#### Figure content listings
────
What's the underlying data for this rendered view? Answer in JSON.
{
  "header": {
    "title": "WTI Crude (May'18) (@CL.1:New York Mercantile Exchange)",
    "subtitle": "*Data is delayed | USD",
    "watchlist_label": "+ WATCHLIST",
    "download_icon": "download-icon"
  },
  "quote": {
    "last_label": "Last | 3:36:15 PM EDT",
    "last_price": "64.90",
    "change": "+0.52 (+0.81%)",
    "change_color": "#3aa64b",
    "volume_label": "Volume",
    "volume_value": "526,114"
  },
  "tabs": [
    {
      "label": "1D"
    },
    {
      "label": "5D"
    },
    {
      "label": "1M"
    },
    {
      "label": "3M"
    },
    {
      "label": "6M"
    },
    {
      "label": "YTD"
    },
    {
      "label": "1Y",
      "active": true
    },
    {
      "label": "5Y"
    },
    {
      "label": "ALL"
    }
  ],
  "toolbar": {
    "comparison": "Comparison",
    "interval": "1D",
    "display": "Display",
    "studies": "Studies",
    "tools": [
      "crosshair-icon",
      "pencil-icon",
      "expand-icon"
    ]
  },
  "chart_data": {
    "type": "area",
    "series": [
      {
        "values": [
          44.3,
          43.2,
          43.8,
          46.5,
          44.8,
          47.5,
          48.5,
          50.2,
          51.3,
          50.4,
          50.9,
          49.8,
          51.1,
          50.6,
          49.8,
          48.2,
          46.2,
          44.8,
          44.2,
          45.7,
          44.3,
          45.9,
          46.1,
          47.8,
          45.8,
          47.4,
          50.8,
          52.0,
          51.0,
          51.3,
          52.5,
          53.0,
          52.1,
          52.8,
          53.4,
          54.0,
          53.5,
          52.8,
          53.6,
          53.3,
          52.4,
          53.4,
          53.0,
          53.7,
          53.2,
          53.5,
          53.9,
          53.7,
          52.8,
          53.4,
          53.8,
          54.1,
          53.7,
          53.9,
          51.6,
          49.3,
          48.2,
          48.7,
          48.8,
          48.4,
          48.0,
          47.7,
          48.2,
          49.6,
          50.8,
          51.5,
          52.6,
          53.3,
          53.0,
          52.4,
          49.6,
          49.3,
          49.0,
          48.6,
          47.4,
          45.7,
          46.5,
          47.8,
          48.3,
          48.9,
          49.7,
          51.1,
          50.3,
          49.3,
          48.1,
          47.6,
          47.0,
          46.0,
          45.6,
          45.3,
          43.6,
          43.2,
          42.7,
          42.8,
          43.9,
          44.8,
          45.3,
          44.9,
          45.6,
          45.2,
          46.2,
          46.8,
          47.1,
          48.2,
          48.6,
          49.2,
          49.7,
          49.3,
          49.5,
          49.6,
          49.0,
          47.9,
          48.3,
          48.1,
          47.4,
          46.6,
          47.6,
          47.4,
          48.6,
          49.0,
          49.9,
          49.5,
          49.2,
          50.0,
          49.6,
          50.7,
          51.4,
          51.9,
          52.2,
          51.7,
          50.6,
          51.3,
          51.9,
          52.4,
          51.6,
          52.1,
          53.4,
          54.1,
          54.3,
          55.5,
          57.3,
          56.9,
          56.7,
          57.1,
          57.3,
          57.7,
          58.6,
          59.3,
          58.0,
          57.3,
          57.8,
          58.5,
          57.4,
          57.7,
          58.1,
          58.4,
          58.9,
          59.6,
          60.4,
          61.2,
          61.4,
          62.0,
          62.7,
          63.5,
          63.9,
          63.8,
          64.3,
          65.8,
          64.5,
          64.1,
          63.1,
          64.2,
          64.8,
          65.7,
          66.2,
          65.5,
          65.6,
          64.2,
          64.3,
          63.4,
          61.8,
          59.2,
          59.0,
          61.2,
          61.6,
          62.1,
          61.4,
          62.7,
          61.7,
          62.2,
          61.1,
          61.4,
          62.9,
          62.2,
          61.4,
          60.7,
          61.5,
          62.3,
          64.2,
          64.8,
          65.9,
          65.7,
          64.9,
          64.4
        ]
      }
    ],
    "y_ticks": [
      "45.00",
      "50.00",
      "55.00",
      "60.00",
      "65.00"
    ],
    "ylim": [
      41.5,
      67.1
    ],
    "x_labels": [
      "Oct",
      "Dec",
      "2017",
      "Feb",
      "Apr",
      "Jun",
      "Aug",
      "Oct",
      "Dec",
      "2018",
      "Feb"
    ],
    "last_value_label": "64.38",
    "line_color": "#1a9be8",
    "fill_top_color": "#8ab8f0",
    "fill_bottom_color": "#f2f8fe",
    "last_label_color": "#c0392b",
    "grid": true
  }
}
────
#### Task brief
Your task is to reproduce the whole listing exactly.

#### Full answer
What's the underlying data for this rendered view? Answer in JSON.
{
  "header": {
    "title": "WTI Crude (May'18) (@CL.1:New York Mercantile Exchange)",
    "subtitle": "*Data is delayed | USD",
    "watchlist_label": "+ WATCHLIST",
    "download_icon": "download-icon"
  },
  "quote": {
    "last_label": "Last | 3:36:15 PM EDT",
    "last_price": "64.90",
    "change": "+0.52 (+0.81%)",
    "change_color": "#3aa64b",
    "volume_label": "Volume",
    "volume_value": "526,114"
  },
  "tabs": [
    {
      "label": "1D"
    },
    {
      "label": "5D"
    },
    {
      "label": "1M"
    },
    {
      "label": "3M"
    },
    {
      "label": "6M"
    },
    {
      "label": "YTD"
    },
    {
      "label": "1Y",
      "active": true
    },
    {
      "label": "5Y"
    },
    {
      "label": "ALL"
    }
  ],
  "toolbar": {
    "comparison": "Comparison",
    "interval": "1D",
    "display": "Display",
    "studies": "Studies",
    "tools": [
      "crosshair-icon",
      "pencil-icon",
      "expand-icon"
    ]
  },
  "chart_data": {
    "type": "area",
    "series": [
      {
        "values": [
          44.3,
          43.2,
          43.8,
          46.5,
          44.8,
          47.5,
          48.5,
          50.2,
          51.3,
          50.4,
          50.9,
          49.8,
          51.1,
          50.6,
          49.8,
          48.2,
          46.2,
          44.8,
          44.2,
          45.7,
          44.3,
          45.9,
          46.1,
          47.8,
          45.8,
          47.4,
          50.8,
          52.0,
          51.0,
          51.3,
          52.5,
          53.0,
          52.1,
          52.8,
          53.4,
          54.0,
          53.5,
          52.8,
          53.6,
          53.3,
          52.4,
          53.4,
          53.0,
          53.7,
          53.2,
          53.5,
          53.9,
          53.7,
          52.8,
          53.4,
          53.8,
          54.1,
          53.7,
          53.9,
          51.6,
          49.3,
          48.2,
          48.7,
          48.8,
          48.4,
          48.0,
          47.7,
          48.2,
          49.6,
          50.8,
          51.5,
          52.6,
          53.3,
          53.0,
          52.4,
          49.6,
          49.3,
          49.0,
          48.6,
          47.4,
          45.7,
          46.5,
          47.8,
          48.3,
          48.9,
          49.7,
          51.1,
          50.3,
          49.3,
          48.1,
          47.6,
          47.0,
          46.0,
          45.6,
          45.3,
          43.6,
          43.2,
          42.7,
          42.8,
          43.9,
          44.8,
          45.3,
          44.9,
          45.6,
          45.2,
          46.2,
          46.8,
          47.1,
          48.2,
          48.6,
          49.2,
          49.7,
          49.3,
          49.5,
          49.6,
          49.0,
          47.9,
          48.3,
          48.1,
          47.4,
          46.6,
          47.6,
          47.4,
          48.6,
          49.0,
          49.9,
          49.5,
          49.2,
          50.0,
          49.6,
          50.7,
          51.4,
          51.9,
          52.2,
          51.7,
          50.6,
          51.3,
          51.9,
          52.4,
          51.6,
          52.1,
          53.4,
          54.1,
          54.3,
          55.5,
          57.3,
          56.9,
          56.7,
          57.1,
          57.3,
          57.7,
          58.6,
          59.3,
          58.0,
          57.3,
          57.8,
          58.5,
          57.4,
          57.7,
          58.1,
          58.4,
          58.9,
          59.6,
          60.4,
          61.2,
          61.4,
          62.0,
          62.7,
          63.5,
          63.9,
          63.8,
          64.3,
          65.8,
          64.5,
          64.1,
          63.1,
          64.2,
          64.8,
          65.7,
          66.2,
          65.5,
          65.6,
          64.2,
          64.3,
          63.4,
          61.8,
          59.2,
          59.0,
          61.2,
          61.6,
          62.1,
          61.4,
          62.7,
          61.7,
          62.2,
          61.1,
          61.4,
          62.9,
          62.2,
          61.4,
          60.7,
          61.5,
          62.3,
          64.2,
          64.8,
          65.9,
          65.7,
          64.9,
          64.4
        ]
      }
    ],
    "y_ticks": [
      "45.00",
      "50.00",
      "55.00",
      "60.00",
      "65.00"
    ],
    "ylim": [
      41.5,
      67.1
    ],
    "x_labels": [
      "Oct",
      "Dec",
      "2017",
      "Feb",
      "Apr",
      "Jun",
      "Aug",
      "Oct",
      "Dec",
      "2018",
      "Feb"
    ],
    "last_value_label": "64.38",
    "line_color": "#1a9be8",
    "fill_top_color": "#8ab8f0",
    "fill_bottom_color": "#f2f8fe",
    "last_label_color": "#c0392b",
    "grid": true
  }
}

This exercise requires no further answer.